**What the exercise asks**. In the listing below, find every line containing "Model" and copy it out.

>>

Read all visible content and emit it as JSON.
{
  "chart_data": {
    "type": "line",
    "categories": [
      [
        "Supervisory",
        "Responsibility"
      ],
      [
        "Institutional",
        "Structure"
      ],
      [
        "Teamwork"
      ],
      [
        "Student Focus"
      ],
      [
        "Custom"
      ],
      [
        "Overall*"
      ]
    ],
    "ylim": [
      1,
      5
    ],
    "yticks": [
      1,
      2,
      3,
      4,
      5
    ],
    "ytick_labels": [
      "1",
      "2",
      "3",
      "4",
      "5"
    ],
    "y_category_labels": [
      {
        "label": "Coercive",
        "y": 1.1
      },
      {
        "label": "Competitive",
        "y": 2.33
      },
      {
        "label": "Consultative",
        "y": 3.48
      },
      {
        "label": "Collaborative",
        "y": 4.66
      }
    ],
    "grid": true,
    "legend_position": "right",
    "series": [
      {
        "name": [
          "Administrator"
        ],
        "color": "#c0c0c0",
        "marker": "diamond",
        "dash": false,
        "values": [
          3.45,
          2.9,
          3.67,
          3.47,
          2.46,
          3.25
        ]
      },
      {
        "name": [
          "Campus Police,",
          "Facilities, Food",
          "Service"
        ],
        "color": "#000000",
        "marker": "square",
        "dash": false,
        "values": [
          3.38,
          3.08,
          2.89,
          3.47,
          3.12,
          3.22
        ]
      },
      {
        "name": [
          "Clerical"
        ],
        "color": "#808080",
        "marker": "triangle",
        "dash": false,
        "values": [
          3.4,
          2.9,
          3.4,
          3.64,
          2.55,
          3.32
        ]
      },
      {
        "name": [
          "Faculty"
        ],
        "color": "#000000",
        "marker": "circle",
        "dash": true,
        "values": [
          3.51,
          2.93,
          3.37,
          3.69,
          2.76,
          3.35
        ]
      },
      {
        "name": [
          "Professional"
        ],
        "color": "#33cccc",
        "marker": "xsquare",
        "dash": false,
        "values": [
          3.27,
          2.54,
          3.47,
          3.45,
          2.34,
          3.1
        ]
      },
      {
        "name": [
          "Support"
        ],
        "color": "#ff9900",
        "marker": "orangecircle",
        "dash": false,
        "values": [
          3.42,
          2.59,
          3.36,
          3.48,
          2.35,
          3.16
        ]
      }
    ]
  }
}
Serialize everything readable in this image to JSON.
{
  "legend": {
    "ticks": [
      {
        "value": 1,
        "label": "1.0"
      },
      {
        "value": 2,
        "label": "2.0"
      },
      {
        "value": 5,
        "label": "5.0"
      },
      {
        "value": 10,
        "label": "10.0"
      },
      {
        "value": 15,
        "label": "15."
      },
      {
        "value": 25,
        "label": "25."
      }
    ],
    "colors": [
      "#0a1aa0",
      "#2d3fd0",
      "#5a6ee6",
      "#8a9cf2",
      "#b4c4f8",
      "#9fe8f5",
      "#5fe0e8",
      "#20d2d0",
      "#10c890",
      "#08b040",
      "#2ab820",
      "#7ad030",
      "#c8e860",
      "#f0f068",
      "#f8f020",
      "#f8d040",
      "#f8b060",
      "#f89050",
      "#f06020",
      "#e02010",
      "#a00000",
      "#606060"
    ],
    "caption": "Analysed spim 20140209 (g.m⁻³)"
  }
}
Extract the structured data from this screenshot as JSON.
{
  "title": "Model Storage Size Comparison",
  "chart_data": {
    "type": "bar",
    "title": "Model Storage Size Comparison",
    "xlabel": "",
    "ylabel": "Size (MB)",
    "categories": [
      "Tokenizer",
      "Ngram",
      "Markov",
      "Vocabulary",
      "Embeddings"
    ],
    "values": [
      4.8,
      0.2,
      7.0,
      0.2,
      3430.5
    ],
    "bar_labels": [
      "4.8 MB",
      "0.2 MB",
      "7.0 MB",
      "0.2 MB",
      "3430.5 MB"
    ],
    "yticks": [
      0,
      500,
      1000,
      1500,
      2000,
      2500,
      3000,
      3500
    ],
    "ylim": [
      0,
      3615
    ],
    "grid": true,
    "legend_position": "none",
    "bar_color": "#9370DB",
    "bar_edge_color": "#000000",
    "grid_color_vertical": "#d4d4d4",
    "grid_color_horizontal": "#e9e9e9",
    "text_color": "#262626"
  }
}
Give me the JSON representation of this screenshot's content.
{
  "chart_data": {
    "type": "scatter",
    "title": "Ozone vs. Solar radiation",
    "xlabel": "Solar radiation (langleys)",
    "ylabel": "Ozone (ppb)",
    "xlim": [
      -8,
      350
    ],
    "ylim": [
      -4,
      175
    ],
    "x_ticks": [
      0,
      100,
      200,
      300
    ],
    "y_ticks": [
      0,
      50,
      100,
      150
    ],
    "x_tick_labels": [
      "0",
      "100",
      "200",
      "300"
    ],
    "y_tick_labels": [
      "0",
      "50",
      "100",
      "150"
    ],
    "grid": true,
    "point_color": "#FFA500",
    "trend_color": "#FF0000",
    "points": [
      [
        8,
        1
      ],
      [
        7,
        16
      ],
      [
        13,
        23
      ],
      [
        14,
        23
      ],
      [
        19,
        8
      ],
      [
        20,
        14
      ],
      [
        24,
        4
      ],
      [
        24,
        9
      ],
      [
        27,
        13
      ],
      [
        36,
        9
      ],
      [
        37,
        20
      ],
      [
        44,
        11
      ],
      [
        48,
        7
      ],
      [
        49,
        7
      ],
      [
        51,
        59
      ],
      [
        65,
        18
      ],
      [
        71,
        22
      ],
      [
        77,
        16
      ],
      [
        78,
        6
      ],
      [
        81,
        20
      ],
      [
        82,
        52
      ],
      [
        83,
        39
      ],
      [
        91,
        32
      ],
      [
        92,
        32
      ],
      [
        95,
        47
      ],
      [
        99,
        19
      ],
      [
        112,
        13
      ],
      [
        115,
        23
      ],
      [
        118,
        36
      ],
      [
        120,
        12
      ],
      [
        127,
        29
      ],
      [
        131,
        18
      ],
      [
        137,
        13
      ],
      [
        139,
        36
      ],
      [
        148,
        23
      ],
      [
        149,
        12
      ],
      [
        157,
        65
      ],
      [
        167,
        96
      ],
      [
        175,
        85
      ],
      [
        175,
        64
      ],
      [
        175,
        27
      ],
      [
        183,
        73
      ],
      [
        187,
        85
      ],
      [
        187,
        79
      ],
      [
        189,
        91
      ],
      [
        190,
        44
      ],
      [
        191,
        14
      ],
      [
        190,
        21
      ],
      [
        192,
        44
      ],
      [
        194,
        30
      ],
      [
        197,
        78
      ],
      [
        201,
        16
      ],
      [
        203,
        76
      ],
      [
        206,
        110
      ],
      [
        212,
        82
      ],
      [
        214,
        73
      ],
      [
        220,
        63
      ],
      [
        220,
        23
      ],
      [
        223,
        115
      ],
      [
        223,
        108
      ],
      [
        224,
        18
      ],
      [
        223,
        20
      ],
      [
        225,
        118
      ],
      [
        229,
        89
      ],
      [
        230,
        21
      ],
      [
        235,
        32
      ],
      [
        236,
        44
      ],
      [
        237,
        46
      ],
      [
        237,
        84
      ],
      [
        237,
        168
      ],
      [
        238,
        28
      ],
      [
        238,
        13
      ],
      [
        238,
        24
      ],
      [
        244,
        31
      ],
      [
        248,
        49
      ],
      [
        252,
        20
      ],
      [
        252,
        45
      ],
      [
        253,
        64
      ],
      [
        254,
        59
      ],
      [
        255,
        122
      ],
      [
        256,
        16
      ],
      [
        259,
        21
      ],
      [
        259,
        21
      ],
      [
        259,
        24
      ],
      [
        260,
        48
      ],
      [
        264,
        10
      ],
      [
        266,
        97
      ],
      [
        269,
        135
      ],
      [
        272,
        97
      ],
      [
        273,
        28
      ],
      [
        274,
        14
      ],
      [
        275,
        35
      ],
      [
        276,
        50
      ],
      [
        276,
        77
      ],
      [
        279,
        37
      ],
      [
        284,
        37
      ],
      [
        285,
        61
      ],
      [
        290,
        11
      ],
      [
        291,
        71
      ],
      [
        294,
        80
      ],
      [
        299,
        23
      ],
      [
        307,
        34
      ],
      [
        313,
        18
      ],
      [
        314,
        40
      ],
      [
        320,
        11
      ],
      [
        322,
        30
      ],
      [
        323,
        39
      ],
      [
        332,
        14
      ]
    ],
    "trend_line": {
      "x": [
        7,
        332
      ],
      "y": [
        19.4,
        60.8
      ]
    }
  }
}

<<

**Reply**.
  "title": "Model Storage Size Comparison",
    "title": "Model Storage Size Comparison",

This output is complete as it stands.